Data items

★ ★ ★ ★ ★

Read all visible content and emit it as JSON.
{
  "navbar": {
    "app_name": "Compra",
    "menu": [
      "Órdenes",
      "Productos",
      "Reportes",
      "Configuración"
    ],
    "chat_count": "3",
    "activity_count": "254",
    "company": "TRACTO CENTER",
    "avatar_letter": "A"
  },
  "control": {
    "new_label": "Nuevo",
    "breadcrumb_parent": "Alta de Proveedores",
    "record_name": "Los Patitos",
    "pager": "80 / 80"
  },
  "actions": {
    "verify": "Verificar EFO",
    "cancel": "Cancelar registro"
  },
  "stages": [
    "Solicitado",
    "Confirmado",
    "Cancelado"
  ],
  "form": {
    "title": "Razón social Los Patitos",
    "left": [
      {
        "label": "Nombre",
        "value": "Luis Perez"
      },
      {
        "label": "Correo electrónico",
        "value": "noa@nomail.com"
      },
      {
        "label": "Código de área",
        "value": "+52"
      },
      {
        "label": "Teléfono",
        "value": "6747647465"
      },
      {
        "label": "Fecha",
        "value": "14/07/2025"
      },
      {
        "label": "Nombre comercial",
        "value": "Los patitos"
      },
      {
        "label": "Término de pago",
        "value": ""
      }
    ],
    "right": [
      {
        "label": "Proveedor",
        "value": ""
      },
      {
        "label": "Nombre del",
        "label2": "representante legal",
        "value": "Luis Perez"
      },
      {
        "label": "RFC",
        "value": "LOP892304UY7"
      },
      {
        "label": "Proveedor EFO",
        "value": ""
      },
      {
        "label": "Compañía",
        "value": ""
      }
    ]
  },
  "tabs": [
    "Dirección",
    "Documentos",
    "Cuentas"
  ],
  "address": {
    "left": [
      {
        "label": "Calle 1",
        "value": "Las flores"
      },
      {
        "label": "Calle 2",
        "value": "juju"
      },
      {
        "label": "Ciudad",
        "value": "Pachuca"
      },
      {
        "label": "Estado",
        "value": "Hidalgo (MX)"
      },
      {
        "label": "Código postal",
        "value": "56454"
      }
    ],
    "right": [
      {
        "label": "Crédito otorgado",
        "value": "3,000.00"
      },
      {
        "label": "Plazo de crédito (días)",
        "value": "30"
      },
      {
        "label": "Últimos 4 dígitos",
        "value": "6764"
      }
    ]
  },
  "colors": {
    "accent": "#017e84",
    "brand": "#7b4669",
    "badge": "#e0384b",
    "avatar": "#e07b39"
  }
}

★ ★ ★ ★ ★

• What needs to be done: Write out every entry word for word.

• Solution to this task:
Read all visible content and emit it as JSON.
{
  "navbar": {
    "app_name": "Compra",
    "menu": [
      "Órdenes",
      "Productos",
      "Reportes",
      "Configuración"
    ],
    "chat_count": "3",
    "activity_count": "254",
    "company": "TRACTO CENTER",
    "avatar_letter": "A"
  },
  "control": {
    "new_label": "Nuevo",
    "breadcrumb_parent": "Alta de Proveedores",
    "record_name": "Los Patitos",
    "pager": "80 / 80"
  },
  "actions": {
    "verify": "Verificar EFO",
    "cancel": "Cancelar registro"
  },
  "stages": [
    "Solicitado",
    "Confirmado",
    "Cancelado"
  ],
  "form": {
    "title": "Razón social Los Patitos",
    "left": [
      {
        "label": "Nombre",
        "value": "Luis Perez"
      },
      {
        "label": "Correo electrónico",
        "value": "noa@nomail.com"
      },
      {
        "label": "Código de área",
        "value": "+52"
      },
      {
        "label": "Teléfono",
        "value": "6747647465"
      },
      {
        "label": "Fecha",
        "value": "14/07/2025"
      },
      {
        "label": "Nombre comercial",
        "value": "Los patitos"
      },
      {
        "label": "Término de pago",
        "value": ""
      }
    ],
    "right": [
      {
        "label": "Proveedor",
        "value": ""
      },
      {
        "label": "Nombre del",
        "label2": "representante legal",
        "value": "Luis Perez"
      },
      {
        "label": "RFC",
        "value": "LOP892304UY7"
      },
      {
        "label": "Proveedor EFO",
        "value": ""
      },
      {
        "label": "Compañía",
        "value": ""
      }
    ]
  },
  "tabs": [
    "Dirección",
    "Documentos",
    "Cuentas"
  ],
  "address": {
    "left": [
      {
        "label": "Calle 1",
        "value": "Las flores"
      },
      {
        "label": "Calle 2",
        "value": "juju"
      },
      {
        "label": "Ciudad",
        "value": "Pachuca"
      },
      {
        "label": "Estado",
        "value": "Hidalgo (MX)"
      },
      {
        "label": "Código postal",
        "value": "56454"
      }
    ],
    "right": [
      {
        "label": "Crédito otorgado",
        "value": "3,000.00"
      },
      {
        "label": "Plazo de crédito (días)",
        "value": "30"
      },
      {
        "label": "Últimos 4 dígitos",
        "value": "6764"
      }
    ]
  },
  "colors": {
    "accent": "#017e84",
    "brand": "#7b4669",
    "badge": "#e0384b",
    "avatar": "#e07b39"
  }
}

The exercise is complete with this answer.